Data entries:

::::::

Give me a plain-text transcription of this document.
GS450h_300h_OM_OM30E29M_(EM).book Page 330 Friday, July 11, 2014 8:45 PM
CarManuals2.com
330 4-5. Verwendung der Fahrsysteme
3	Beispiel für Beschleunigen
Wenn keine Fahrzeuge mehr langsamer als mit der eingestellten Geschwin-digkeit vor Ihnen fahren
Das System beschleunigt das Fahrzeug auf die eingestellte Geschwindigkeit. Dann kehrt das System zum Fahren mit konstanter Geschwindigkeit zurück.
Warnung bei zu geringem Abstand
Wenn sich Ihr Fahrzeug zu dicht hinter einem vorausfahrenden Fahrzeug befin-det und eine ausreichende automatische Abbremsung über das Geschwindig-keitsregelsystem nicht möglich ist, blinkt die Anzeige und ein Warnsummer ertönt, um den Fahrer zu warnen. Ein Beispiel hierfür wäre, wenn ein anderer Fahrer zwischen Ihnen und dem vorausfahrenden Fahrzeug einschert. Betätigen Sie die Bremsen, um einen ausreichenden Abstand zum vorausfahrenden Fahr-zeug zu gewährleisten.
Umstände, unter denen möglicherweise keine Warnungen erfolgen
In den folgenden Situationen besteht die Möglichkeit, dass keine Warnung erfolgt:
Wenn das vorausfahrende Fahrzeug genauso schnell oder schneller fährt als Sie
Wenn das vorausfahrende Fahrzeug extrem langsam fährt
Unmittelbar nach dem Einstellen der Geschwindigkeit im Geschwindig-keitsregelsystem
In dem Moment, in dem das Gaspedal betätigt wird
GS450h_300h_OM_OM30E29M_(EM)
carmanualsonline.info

::::::

TO BE DONE: Please quote the records above exactly, without skipping a line.

ANSWER TO THE PROBLEM:
Give me a plain-text transcription of this document.
GS450h_300h_OM_OM30E29M_(EM).book Page 330 Friday, July 11, 2014 8:45 PM
CarManuals2.com
330 4-5. Verwendung der Fahrsysteme
3	Beispiel für Beschleunigen
Wenn keine Fahrzeuge mehr langsamer als mit der eingestellten Geschwin-digkeit vor Ihnen fahren
Das System beschleunigt das Fahrzeug auf die eingestellte Geschwindigkeit. Dann kehrt das System zum Fahren mit konstanter Geschwindigkeit zurück.
Warnung bei zu geringem Abstand
Wenn sich Ihr Fahrzeug zu dicht hinter einem vorausfahrenden Fahrzeug befin-det und eine ausreichende automatische Abbremsung über das Geschwindig-keitsregelsystem nicht möglich ist, blinkt die Anzeige und ein Warnsummer ertönt, um den Fahrer zu warnen. Ein Beispiel hierfür wäre, wenn ein anderer Fahrer zwischen Ihnen und dem vorausfahrenden Fahrzeug einschert. Betätigen Sie die Bremsen, um einen ausreichenden Abstand zum vorausfahrenden Fahr-zeug zu gewährleisten.
Umstände, unter denen möglicherweise keine Warnungen erfolgen
In den folgenden Situationen besteht die Möglichkeit, dass keine Warnung erfolgt:
Wenn das vorausfahrende Fahrzeug genauso schnell oder schneller fährt als Sie
Wenn das vorausfahrende Fahrzeug extrem langsam fährt
Unmittelbar nach dem Einstellen der Geschwindigkeit im Geschwindig-keitsregelsystem
In dem Moment, in dem das Gaspedal betätigt wird
GS450h_300h_OM_OM30E29M_(EM)
carmanualsonline.info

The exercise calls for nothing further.